Your task. Find and copy every line in the records that includes the string "each".

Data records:
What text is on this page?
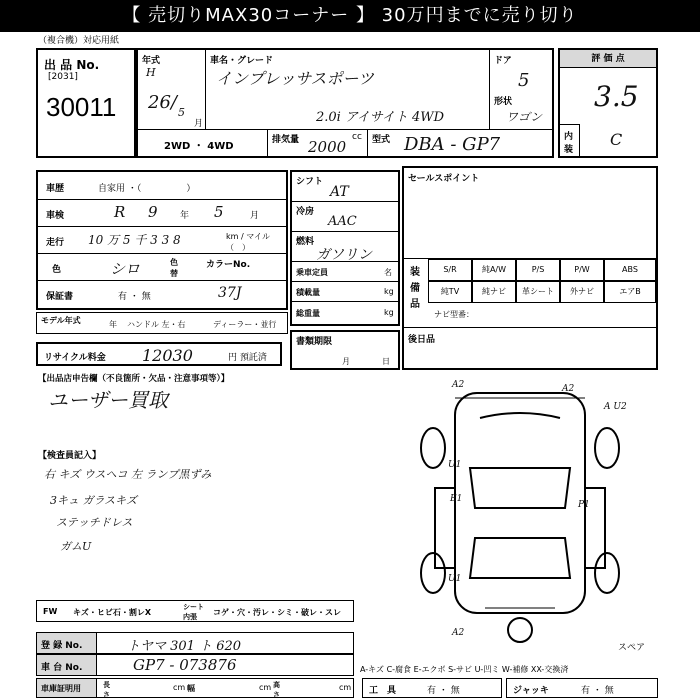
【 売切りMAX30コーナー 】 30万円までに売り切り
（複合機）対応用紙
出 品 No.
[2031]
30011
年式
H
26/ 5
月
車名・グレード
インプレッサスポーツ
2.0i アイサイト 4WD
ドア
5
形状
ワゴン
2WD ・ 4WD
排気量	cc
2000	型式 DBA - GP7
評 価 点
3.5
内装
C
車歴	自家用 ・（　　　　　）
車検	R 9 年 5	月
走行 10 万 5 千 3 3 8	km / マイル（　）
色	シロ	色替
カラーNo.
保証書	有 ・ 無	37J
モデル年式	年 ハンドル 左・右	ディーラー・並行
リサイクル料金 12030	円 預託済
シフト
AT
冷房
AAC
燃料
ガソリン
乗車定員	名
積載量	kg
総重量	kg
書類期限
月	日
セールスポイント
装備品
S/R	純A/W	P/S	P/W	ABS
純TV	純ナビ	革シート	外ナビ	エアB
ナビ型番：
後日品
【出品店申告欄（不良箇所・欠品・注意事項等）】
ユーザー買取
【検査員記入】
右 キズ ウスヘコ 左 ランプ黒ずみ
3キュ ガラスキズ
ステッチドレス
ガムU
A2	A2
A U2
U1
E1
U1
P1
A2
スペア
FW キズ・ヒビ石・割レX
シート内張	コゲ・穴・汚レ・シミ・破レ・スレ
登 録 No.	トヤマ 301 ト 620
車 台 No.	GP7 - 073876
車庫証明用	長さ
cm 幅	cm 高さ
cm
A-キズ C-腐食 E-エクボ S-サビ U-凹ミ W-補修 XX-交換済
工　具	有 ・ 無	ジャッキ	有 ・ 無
--
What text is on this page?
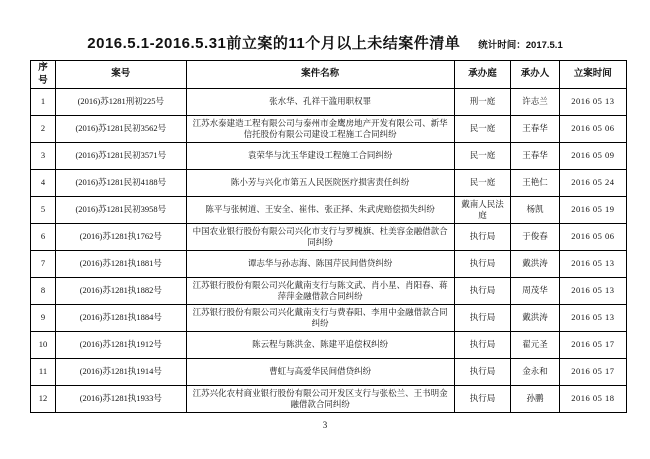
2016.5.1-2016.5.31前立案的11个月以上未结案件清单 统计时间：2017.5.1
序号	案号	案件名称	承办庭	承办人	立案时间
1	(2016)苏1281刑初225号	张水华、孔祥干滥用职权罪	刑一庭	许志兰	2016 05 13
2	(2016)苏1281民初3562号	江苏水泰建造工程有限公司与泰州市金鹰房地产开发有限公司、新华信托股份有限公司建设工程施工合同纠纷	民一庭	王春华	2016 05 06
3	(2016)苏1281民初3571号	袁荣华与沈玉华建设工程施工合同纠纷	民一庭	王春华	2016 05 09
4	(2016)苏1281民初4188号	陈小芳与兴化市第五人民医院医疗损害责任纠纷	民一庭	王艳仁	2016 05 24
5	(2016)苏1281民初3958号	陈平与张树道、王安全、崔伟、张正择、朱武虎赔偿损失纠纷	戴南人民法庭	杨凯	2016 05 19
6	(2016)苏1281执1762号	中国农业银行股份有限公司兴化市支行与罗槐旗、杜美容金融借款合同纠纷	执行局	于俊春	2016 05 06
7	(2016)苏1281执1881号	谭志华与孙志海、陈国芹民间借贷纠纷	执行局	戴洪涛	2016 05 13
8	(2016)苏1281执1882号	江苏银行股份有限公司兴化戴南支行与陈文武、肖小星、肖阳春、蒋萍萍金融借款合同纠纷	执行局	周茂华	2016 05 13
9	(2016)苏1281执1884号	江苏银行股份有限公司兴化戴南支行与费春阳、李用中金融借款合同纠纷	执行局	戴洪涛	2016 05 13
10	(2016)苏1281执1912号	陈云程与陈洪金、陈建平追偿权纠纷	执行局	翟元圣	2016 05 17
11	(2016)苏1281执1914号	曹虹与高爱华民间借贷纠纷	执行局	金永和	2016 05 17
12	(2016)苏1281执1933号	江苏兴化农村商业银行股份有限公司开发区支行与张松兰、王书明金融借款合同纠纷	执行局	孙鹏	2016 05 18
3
---
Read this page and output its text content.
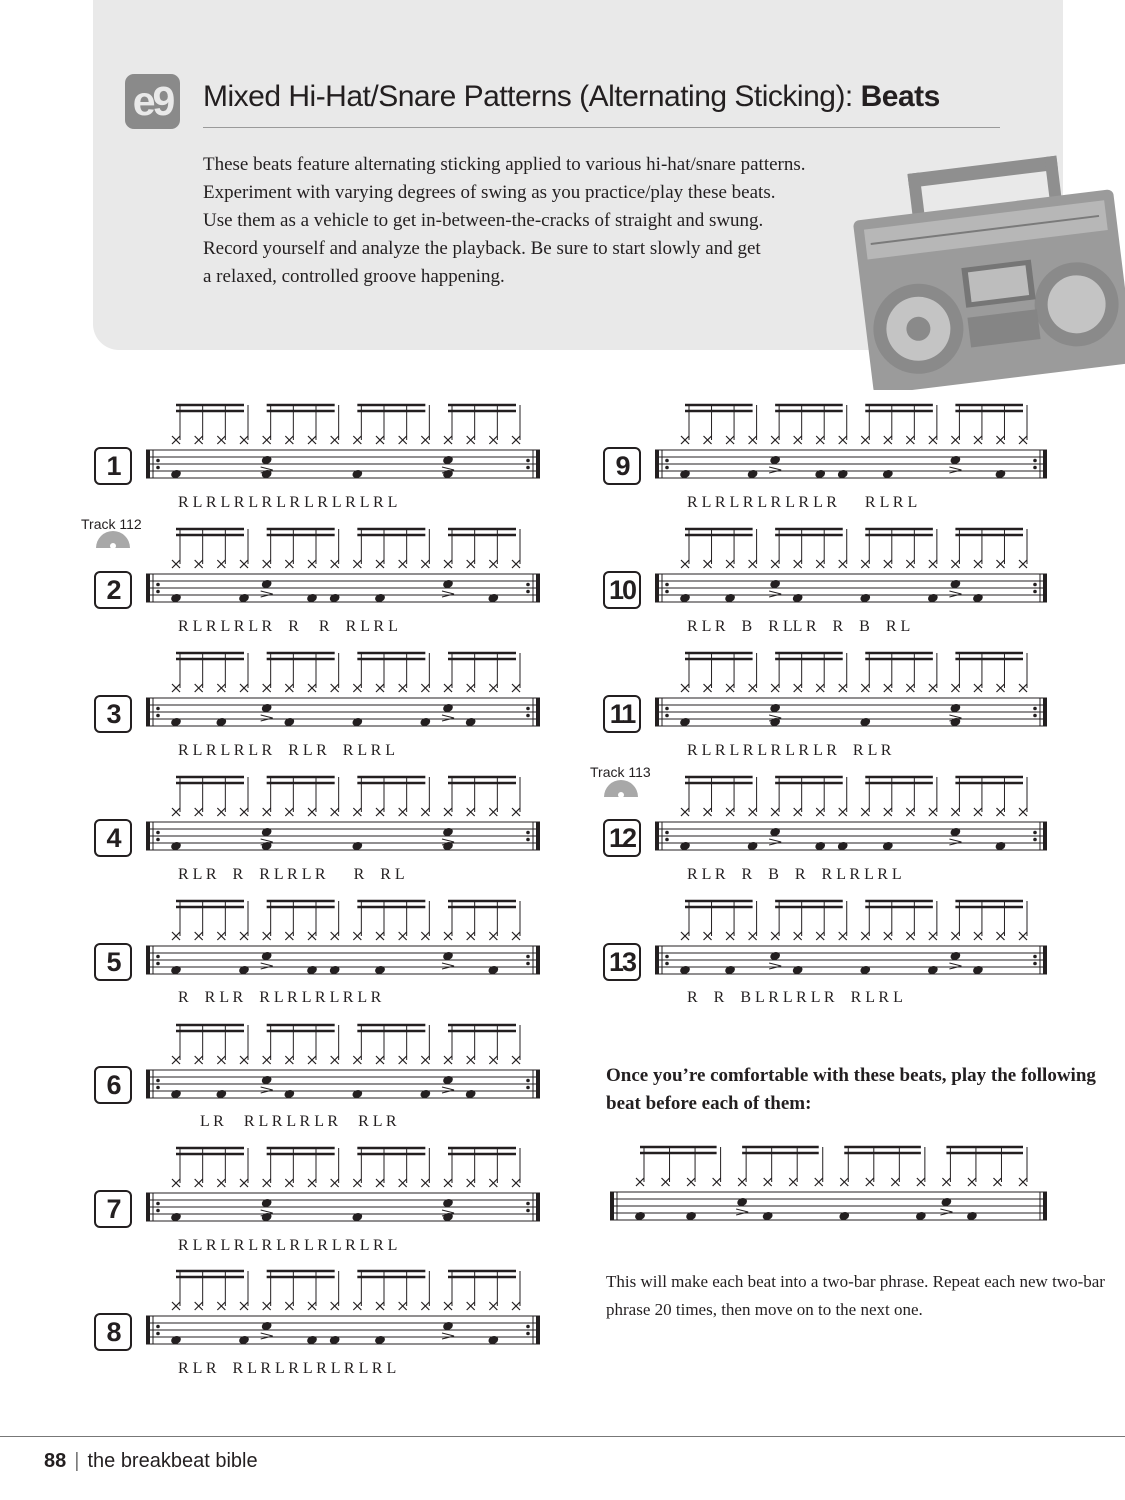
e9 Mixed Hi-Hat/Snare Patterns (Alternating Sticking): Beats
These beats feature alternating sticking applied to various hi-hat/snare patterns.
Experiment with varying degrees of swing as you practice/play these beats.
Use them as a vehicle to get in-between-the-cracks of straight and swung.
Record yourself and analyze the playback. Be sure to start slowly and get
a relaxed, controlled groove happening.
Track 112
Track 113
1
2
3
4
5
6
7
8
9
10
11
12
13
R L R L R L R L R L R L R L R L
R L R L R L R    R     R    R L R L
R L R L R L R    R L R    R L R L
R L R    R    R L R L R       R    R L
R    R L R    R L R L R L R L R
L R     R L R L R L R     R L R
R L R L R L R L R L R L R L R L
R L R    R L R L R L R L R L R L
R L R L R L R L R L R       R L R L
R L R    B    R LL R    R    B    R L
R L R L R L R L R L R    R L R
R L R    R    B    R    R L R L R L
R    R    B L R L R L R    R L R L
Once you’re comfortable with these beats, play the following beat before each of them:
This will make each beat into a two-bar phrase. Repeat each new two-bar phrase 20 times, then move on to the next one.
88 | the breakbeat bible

Output below.
Once you’re comfortable with these beats, play the following beat before each of them:
This will make each beat into a two-bar phrase. Repeat each new two-bar phrase 20 times, then move on to the next one.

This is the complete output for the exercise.